[Data excerpts]
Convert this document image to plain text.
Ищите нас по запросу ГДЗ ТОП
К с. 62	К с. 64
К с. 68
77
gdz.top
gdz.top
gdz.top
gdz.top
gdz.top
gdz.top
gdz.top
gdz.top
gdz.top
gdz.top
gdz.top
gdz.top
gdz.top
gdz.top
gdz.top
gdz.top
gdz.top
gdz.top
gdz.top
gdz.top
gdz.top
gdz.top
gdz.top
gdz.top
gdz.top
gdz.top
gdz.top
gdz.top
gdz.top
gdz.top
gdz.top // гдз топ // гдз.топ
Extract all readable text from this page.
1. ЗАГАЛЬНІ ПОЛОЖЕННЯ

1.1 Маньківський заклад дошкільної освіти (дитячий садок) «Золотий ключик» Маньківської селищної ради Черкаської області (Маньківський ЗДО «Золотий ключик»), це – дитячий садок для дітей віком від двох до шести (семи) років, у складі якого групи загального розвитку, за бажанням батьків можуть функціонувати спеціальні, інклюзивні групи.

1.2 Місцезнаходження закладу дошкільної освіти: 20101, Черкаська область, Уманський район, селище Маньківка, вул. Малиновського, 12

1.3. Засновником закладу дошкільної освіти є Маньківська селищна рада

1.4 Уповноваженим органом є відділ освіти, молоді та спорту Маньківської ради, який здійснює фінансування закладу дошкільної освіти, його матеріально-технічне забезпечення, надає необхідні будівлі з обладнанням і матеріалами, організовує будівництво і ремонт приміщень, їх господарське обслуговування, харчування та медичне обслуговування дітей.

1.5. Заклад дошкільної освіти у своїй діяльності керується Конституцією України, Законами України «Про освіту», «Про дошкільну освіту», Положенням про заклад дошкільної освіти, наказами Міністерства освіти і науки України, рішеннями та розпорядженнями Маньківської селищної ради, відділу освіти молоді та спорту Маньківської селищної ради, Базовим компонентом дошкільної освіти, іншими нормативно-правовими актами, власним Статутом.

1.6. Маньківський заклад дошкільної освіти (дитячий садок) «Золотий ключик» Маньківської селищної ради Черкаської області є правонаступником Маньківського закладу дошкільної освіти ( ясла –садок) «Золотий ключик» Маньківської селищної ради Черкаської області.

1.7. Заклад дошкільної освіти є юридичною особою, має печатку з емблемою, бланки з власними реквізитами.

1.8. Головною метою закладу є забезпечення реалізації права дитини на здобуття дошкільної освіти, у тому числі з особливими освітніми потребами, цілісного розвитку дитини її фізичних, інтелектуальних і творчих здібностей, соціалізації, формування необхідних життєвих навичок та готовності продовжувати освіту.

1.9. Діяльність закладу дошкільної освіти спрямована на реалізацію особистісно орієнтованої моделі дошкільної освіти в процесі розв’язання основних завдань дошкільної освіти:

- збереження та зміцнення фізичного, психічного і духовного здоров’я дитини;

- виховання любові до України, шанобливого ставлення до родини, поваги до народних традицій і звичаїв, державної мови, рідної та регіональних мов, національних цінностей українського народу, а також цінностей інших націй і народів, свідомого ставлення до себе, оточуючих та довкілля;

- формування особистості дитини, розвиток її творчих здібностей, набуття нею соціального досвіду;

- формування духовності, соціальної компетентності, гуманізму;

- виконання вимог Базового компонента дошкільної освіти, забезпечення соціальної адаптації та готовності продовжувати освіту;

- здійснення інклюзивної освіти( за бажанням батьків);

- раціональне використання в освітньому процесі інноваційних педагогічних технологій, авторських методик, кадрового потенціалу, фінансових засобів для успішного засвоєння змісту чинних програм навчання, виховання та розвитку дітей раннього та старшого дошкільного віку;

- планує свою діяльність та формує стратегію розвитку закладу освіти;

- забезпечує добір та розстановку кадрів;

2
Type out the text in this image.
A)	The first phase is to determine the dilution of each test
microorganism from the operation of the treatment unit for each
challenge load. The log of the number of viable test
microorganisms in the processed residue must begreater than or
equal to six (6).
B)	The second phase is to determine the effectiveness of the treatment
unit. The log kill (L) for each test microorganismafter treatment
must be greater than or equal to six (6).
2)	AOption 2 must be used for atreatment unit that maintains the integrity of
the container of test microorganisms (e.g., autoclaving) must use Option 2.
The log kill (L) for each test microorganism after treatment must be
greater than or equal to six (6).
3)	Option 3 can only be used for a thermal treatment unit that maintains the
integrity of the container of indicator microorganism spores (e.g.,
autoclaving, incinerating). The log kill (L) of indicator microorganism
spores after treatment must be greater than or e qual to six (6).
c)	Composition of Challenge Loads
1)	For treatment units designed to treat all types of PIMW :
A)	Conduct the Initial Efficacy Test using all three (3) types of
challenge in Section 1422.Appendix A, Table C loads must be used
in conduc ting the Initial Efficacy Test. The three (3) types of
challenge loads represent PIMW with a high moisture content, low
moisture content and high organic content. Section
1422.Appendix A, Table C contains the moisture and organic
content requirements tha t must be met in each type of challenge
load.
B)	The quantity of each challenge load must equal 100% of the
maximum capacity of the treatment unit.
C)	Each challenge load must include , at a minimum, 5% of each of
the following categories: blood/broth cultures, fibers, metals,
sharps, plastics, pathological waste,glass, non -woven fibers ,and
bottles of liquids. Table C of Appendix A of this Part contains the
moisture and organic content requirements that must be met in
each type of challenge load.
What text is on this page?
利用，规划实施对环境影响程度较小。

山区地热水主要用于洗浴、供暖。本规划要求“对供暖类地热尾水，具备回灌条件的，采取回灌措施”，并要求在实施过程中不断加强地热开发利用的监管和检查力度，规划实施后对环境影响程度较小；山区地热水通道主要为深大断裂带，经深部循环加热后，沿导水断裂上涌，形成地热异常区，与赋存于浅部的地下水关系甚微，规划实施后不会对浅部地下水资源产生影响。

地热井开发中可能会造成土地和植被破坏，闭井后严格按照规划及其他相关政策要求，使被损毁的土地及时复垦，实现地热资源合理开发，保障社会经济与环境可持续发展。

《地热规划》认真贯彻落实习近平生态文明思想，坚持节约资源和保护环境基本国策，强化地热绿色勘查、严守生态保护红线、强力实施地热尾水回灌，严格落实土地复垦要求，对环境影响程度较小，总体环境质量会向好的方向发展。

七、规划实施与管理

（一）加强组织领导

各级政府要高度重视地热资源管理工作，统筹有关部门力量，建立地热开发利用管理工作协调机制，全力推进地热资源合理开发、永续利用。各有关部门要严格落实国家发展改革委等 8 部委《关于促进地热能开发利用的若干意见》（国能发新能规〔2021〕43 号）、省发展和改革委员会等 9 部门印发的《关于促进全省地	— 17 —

YOUR GOAL: Tally the lines above containing "autoclaving". Answer with the count only.

TASK SOLUTION: 2